• [TASK DETAILS]: Copy out each line of the listing that has the word "sorpresa" in it.

── EXTRACTED ENTRIES ──

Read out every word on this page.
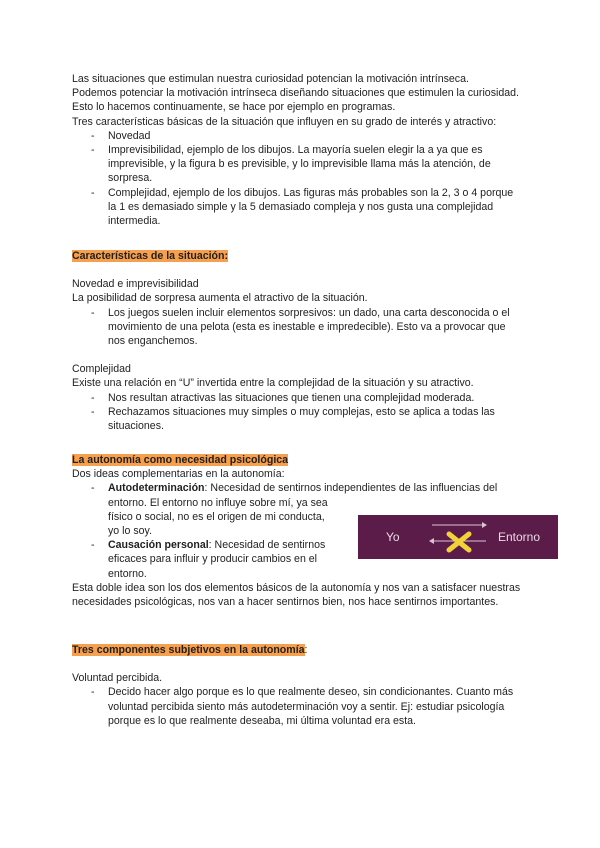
Las situaciones que estimulan nuestra curiosidad potencian la motivación intrínseca.

Podemos potenciar la motivación intrínseca diseñando situaciones que estimulen la curiosidad. Esto lo hacemos continuamente, se hace por ejemplo en programas.

Tres características básicas de la situación que influyen en su grado de interés y atractivo:

- Novedad
- Imprevisibilidad, ejemplo de los dibujos. La mayoría suelen elegir la a ya que es imprevisible, y la figura b es previsible, y lo imprevisible llama más la atención, de sorpresa.
- Complejidad, ejemplo de los dibujos. Las figuras más probables son la 2, 3 o 4 porque la 1 es demasiado simple y la 5 demasiado compleja y nos gusta una complejidad intermedia.

Características de la situación:

Novedad e imprevisibilidad

La posibilidad de sorpresa aumenta el atractivo de la situación.

- Los juegos suelen incluir elementos sorpresivos: un dado, una carta desconocida o el movimiento de una pelota (esta es inestable e impredecible). Esto va a provocar que nos enganchemos.

Complejidad

Existe una relación en “U” invertida entre la complejidad de la situación y su atractivo.

- Nos resultan atractivas las situaciones que tienen una complejidad moderada.
- Rechazamos situaciones muy simples o muy complejas, esto se aplica a todas las situaciones.

La autonomía como necesidad psicológica

Dos ideas complementarias en la autonomía:

- Autodeterminación: Necesidad de sentirnos independientes de las influencias del
entorno. El entorno no influye sobre mí, ya sea físico o social, no es el origen de mi conducta, yo lo soy.
- Causación personal: Necesidad de sentirnos eficaces para influir y producir cambios en el entorno.

Esta doble idea son los dos elementos básicos de la autonomía y nos van a satisfacer nuestras necesidades psicológicas, nos van a hacer sentirnos bien, nos hace sentirnos importantes.

Yo	Entorno

Tres componentes subjetivos en la autonomía:

Voluntad percibida.

- Decido hacer algo porque es lo que realmente deseo, sin condicionantes. Cuanto más voluntad percibida siento más autodeterminación voy a sentir. Ej: estudiar psicología porque es lo que realmente deseaba, mi última voluntad era esta.
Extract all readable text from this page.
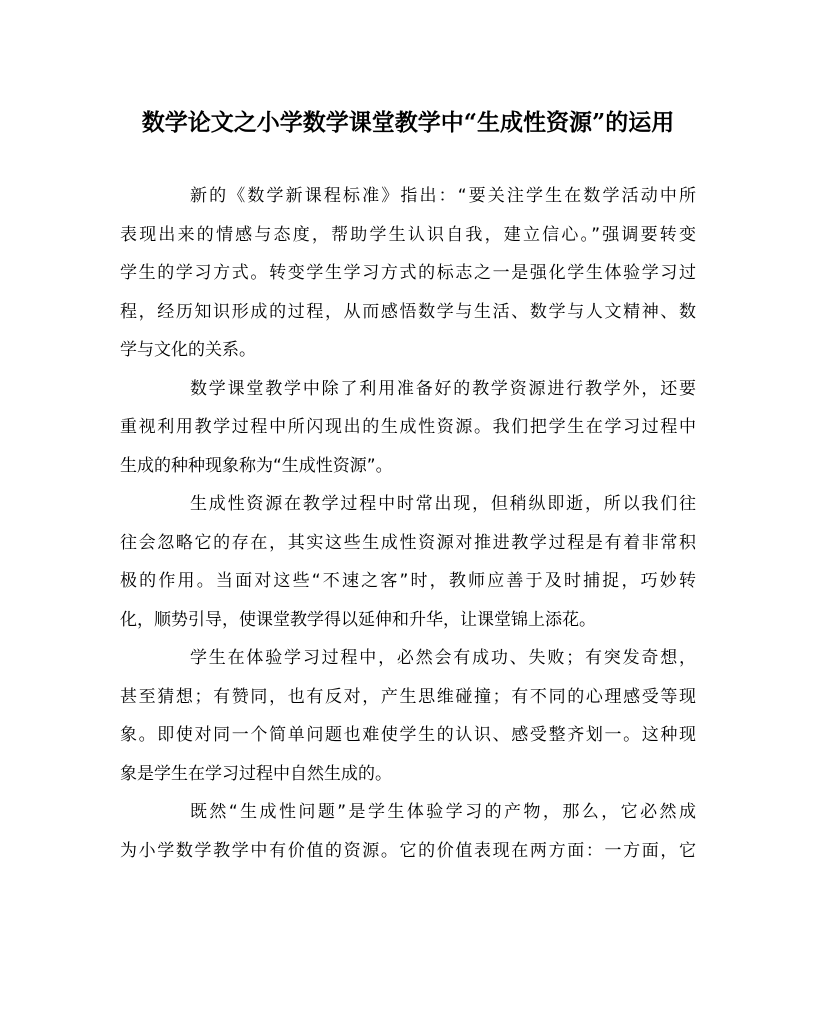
数学论文之小学数学课堂教学中“生成性资源”的运用
新的《数学新课程标准》指出：“要关注学生在数学活动中所
表现出来的情感与态度，帮助学生认识自我，建立信心。”强调要转变
学生的学习方式。转变学生学习方式的标志之一是强化学生体验学习过
程，经历知识形成的过程，从而感悟数学与生活、数学与人文精神、数
学与文化的关系。
数学课堂教学中除了利用准备好的教学资源进行教学外，还要
重视利用教学过程中所闪现出的生成性资源。我们把学生在学习过程中
生成的种种现象称为“生成性资源”。
生成性资源在教学过程中时常出现，但稍纵即逝，所以我们往
往会忽略它的存在，其实这些生成性资源对推进教学过程是有着非常积
极的作用。当面对这些“不速之客”时，教师应善于及时捕捉，巧妙转
化，顺势引导，使课堂教学得以延伸和升华，让课堂锦上添花。
学生在体验学习过程中，必然会有成功、失败；有突发奇想，
甚至猜想；有赞同，也有反对，产生思维碰撞；有不同的心理感受等现
象。即使对同一个简单问题也难使学生的认识、感受整齐划一。这种现
象是学生在学习过程中自然生成的。
既然“生成性问题”是学生体验学习的产物，那么，它必然成
为小学数学教学中有价值的资源。它的价值表现在两方面：一方面，它
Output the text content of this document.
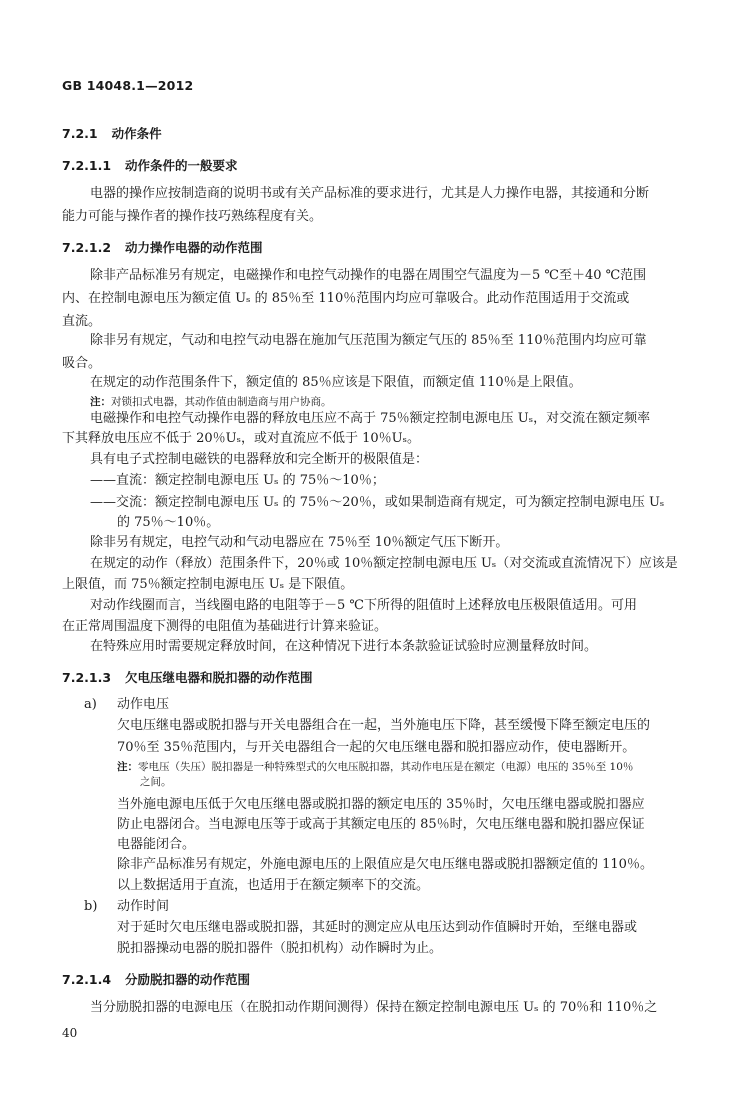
GB 14048.1—2012
7.2.1 动作条件
7.2.1.1 动作条件的一般要求
电器的操作应按制造商的说明书或有关产品标准的要求进行，尤其是人力操作电器，其接通和分断
能力可能与操作者的操作技巧熟练程度有关。
7.2.1.2 动力操作电器的动作范围
除非产品标准另有规定，电磁操作和电控气动操作的电器在周围空气温度为－5 ℃至＋40 ℃范围
内、在控制电源电压为额定值 Uₛ 的 85％至 110％范围内均应可靠吸合。此动作范围适用于交流或
直流。
除非另有规定，气动和电控气动电器在施加气压范围为额定气压的 85％至 110％范围内均应可靠
吸合。
在规定的动作范围条件下，额定值的 85％应该是下限值，而额定值 110％是上限值。
注：对锁扣式电器，其动作值由制造商与用户协商。
电磁操作和电控气动操作电器的释放电压应不高于 75％额定控制电源电压 Uₛ，对交流在额定频率
下其释放电压应不低于 20％Uₛ，或对直流应不低于 10％Uₛ。
具有电子式控制电磁铁的电器释放和完全断开的极限值是：
——直流：额定控制电源电压 Uₛ 的 75％～10％；
——交流：额定控制电源电压 Uₛ 的 75％～20％，或如果制造商有规定，可为额定控制电源电压 Uₛ
的 75％～10％。
除非另有规定，电控气动和气动电器应在 75％至 10％额定气压下断开。
在规定的动作（释放）范围条件下，20％或 10％额定控制电源电压 Uₛ（对交流或直流情况下）应该是
上限值，而 75％额定控制电源电压 Uₛ 是下限值。
对动作线圈而言，当线圈电路的电阻等于－5 ℃下所得的阻值时上述释放电压极限值适用。可用
在正常周围温度下测得的电阻值为基础进行计算来验证。
在特殊应用时需要规定释放时间，在这种情况下进行本条款验证试验时应测量释放时间。
7.2.1.3 欠电压继电器和脱扣器的动作范围
a) 动作电压
欠电压继电器或脱扣器与开关电器组合在一起，当外施电压下降，甚至缓慢下降至额定电压的
70％至 35％范围内，与开关电器组合一起的欠电压继电器和脱扣器应动作，使电器断开。
注：零电压（失压）脱扣器是一种特殊型式的欠电压脱扣器，其动作电压是在额定（电源）电压的 35％至 10％
之间。
当外施电源电压低于欠电压继电器或脱扣器的额定电压的 35％时，欠电压继电器或脱扣器应
防止电器闭合。当电源电压等于或高于其额定电压的 85％时，欠电压继电器和脱扣器应保证
电器能闭合。
除非产品标准另有规定，外施电源电压的上限值应是欠电压继电器或脱扣器额定值的 110％。
以上数据适用于直流，也适用于在额定频率下的交流。
b) 动作时间
对于延时欠电压继电器或脱扣器，其延时的测定应从电压达到动作值瞬时开始，至继电器或
脱扣器操动电器的脱扣器件（脱扣机构）动作瞬时为止。
7.2.1.4 分励脱扣器的动作范围
当分励脱扣器的电源电压（在脱扣动作期间测得）保持在额定控制电源电压 Uₛ 的 70％和 110％之
40
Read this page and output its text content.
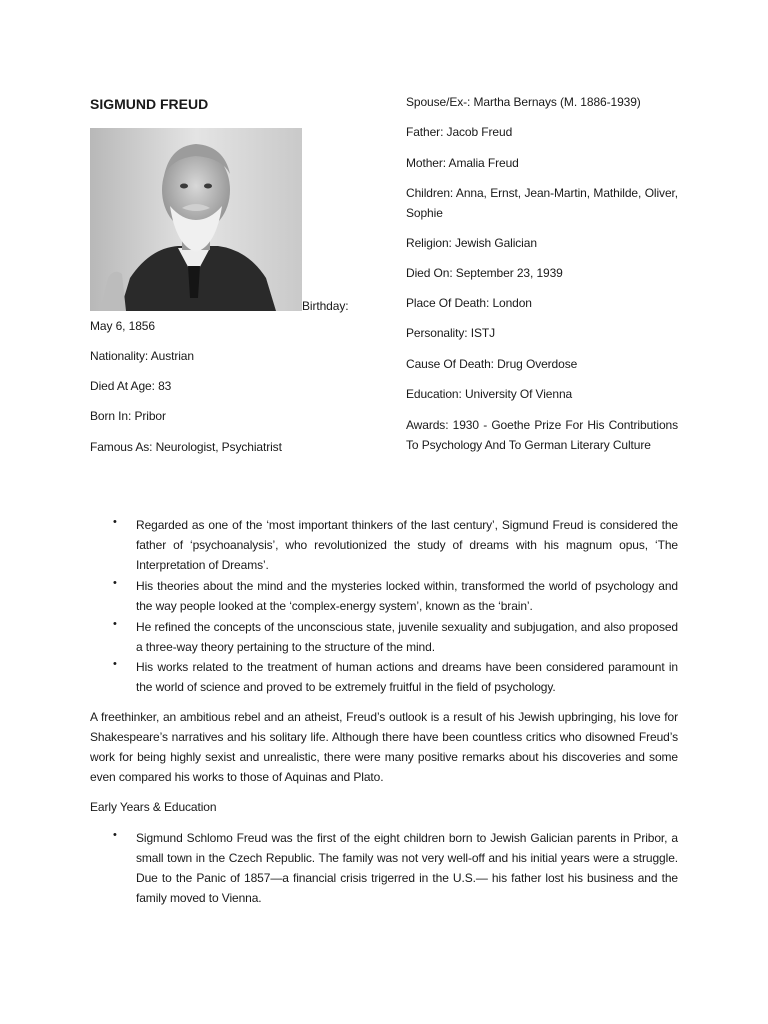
SIGMUND FREUD
Birthday:
May 6, 1856
Nationality: Austrian
Died At Age: 83
Born In: Pribor
Famous As: Neurologist, Psychiatrist
Spouse/Ex-: Martha Bernays (M. 1886-1939)
Father: Jacob Freud
Mother: Amalia Freud
Children: Anna, Ernst, Jean-Martin, Mathilde, Oliver, Sophie
Religion: Jewish Galician
Died On: September 23, 1939
Place Of Death: London
Personality: ISTJ
Cause Of Death: Drug Overdose
Education: University Of Vienna
Awards: 1930 - Goethe Prize For His Contributions To Psychology And To German Literary Culture
• Regarded as one of the ‘most important thinkers of the last century’, Sigmund Freud is considered the father of ‘psychoanalysis’, who revolutionized the study of dreams with his magnum opus, ‘The Interpretation of Dreams’.
• His theories about the mind and the mysteries locked within, transformed the world of psychology and the way people looked at the ‘complex-energy system’, known as the ‘brain’.
• He refined the concepts of the unconscious state, juvenile sexuality and subjugation, and also proposed a three-way theory pertaining to the structure of the mind.
• His works related to the treatment of human actions and dreams have been considered paramount in the world of science and proved to be extremely fruitful in the field of psychology.
A freethinker, an ambitious rebel and an atheist, Freud’s outlook is a result of his Jewish upbringing, his love for Shakespeare’s narratives and his solitary life. Although there have been countless critics who disowned Freud’s work for being highly sexist and unrealistic, there were many positive remarks about his discoveries and some even compared his works to those of Aquinas and Plato.
Early Years & Education
• Sigmund Schlomo Freud was the first of the eight children born to Jewish Galician parents in Pribor, a small town in the Czech Republic. The family was not very well-off and his initial years were a struggle. Due to the Panic of 1857—a financial crisis trigerred in the U.S.— his father lost his business and the family moved to Vienna.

───

• [SOLVED PROBLEM]:
- Imprevisibilidad, ejemplo de los dibujos. La mayoría suelen elegir la a ya que es imprevisible, y la figura b es previsible, y lo imprevisible llama más la atención, de sorpresa.
La posibilidad de sorpresa aumenta el atractivo de la situación.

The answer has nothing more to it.